What is being asked | Every line below should be repeated exactly.

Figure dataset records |
________

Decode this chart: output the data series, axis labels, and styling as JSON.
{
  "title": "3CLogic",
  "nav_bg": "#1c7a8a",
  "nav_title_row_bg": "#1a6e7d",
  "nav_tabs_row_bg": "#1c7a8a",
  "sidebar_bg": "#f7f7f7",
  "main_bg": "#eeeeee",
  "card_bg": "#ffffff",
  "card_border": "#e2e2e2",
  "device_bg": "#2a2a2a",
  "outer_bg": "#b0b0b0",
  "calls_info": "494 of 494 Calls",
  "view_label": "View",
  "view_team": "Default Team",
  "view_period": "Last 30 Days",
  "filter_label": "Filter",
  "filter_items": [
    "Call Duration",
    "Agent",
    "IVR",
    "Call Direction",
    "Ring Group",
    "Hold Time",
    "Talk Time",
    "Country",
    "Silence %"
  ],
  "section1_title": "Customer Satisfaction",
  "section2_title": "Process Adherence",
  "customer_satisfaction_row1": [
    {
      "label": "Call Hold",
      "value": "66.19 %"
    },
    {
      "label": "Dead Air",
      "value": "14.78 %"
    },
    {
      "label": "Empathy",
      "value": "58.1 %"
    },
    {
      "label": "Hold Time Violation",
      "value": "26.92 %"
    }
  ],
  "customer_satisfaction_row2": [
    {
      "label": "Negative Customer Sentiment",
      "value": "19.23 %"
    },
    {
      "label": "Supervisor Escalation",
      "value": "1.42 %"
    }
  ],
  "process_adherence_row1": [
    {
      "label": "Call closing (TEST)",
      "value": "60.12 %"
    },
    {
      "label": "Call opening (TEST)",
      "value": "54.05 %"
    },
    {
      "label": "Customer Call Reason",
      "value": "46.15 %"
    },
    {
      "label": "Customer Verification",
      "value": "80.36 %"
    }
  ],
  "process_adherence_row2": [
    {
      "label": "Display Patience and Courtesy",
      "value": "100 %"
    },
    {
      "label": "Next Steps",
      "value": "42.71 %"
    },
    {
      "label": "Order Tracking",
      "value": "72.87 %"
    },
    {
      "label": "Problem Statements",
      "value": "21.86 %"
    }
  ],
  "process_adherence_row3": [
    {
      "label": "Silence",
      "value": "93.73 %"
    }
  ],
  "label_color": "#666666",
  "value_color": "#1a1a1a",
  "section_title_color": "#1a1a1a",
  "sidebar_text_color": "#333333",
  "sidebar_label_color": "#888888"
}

________

Problem solution |
Decode this chart: output the data series, axis labels, and styling as JSON.
{
  "title": "3CLogic",
  "nav_bg": "#1c7a8a",
  "nav_title_row_bg": "#1a6e7d",
  "nav_tabs_row_bg": "#1c7a8a",
  "sidebar_bg": "#f7f7f7",
  "main_bg": "#eeeeee",
  "card_bg": "#ffffff",
  "card_border": "#e2e2e2",
  "device_bg": "#2a2a2a",
  "outer_bg": "#b0b0b0",
  "calls_info": "494 of 494 Calls",
  "view_label": "View",
  "view_team": "Default Team",
  "view_period": "Last 30 Days",
  "filter_label": "Filter",
  "filter_items": [
    "Call Duration",
    "Agent",
    "IVR",
    "Call Direction",
    "Ring Group",
    "Hold Time",
    "Talk Time",
    "Country",
    "Silence %"
  ],
  "section1_title": "Customer Satisfaction",
  "section2_title": "Process Adherence",
  "customer_satisfaction_row1": [
    {
      "label": "Call Hold",
      "value": "66.19 %"
    },
    {
      "label": "Dead Air",
      "value": "14.78 %"
    },
    {
      "label": "Empathy",
      "value": "58.1 %"
    },
    {
      "label": "Hold Time Violation",
      "value": "26.92 %"
    }
  ],
  "customer_satisfaction_row2": [
    {
      "label": "Negative Customer Sentiment",
      "value": "19.23 %"
    },
    {
      "label": "Supervisor Escalation",
      "value": "1.42 %"
    }
  ],
  "process_adherence_row1": [
    {
      "label": "Call closing (TEST)",
      "value": "60.12 %"
    },
    {
      "label": "Call opening (TEST)",
      "value": "54.05 %"
    },
    {
      "label": "Customer Call Reason",
      "value": "46.15 %"
    },
    {
      "label": "Customer Verification",
      "value": "80.36 %"
    }
  ],
  "process_adherence_row2": [
    {
      "label": "Display Patience and Courtesy",
      "value": "100 %"
    },
    {
      "label": "Next Steps",
      "value": "42.71 %"
    },
    {
      "label": "Order Tracking",
      "value": "72.87 %"
    },
    {
      "label": "Problem Statements",
      "value": "21.86 %"
    }
  ],
  "process_adherence_row3": [
    {
      "label": "Silence",
      "value": "93.73 %"
    }
  ],
  "label_color": "#666666",
  "value_color": "#1a1a1a",
  "section_title_color": "#1a1a1a",
  "sidebar_text_color": "#333333",
  "sidebar_label_color": "#888888"
}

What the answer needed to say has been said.